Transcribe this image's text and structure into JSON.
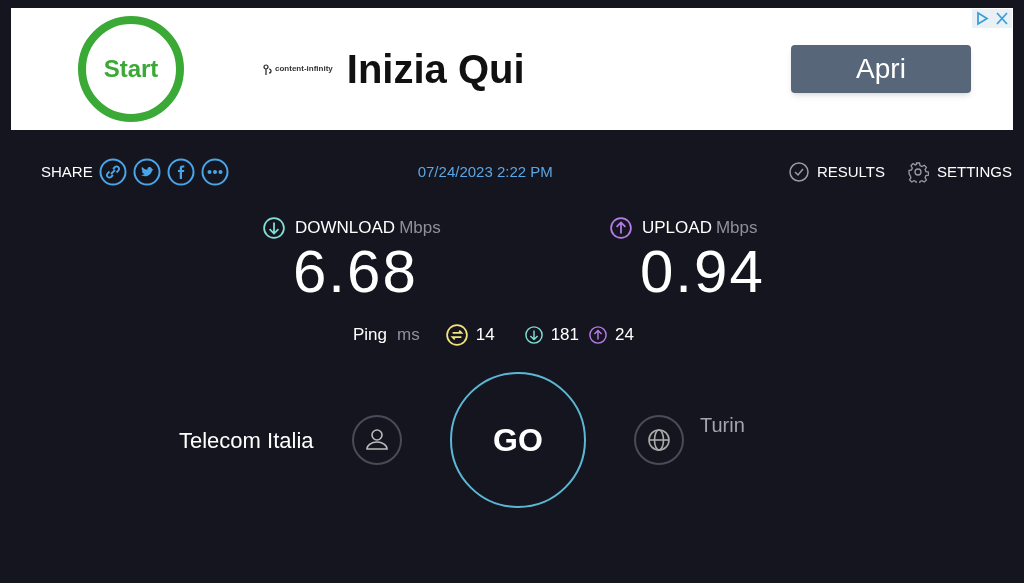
{
  "ad": {
    "badge": "Start",
    "logo": "content-infinity",
    "headline": "Inizia Qui",
    "button": "Apri"
  },
  "toolbar": {
    "share_label": "SHARE",
    "date": "07/24/2023 2:22 PM",
    "links": [
      {
        "kind": "results",
        "label": "RESULTS"
      },
      {
        "kind": "settings",
        "label": "SETTINGS"
      }
    ]
  },
  "speeds": [
    {
      "kind": "download",
      "label": "DOWNLOAD",
      "unit": "Mbps",
      "value": "6.68"
    },
    {
      "kind": "upload",
      "label": "UPLOAD",
      "unit": "Mbps",
      "value": "0.94"
    }
  ],
  "ping": {
    "label": "Ping",
    "unit": "ms",
    "items": [
      {
        "kind": "ping",
        "value": "14"
      },
      {
        "kind": "download",
        "value": "181"
      },
      {
        "kind": "upload",
        "value": "24"
      }
    ]
  },
  "provider": "Telecom Italia",
  "go": "GO",
  "server": "Turin"
}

## [WHAT YOU HAVE TO DO]
Search the entries for the word "kind" and pick out every line that holds it.

## [RESULT BELOW]
        "kind": "results",
        "kind": "settings",
      "kind": "download",
      "kind": "upload",
        "kind": "ping",
        "kind": "download",
        "kind": "upload",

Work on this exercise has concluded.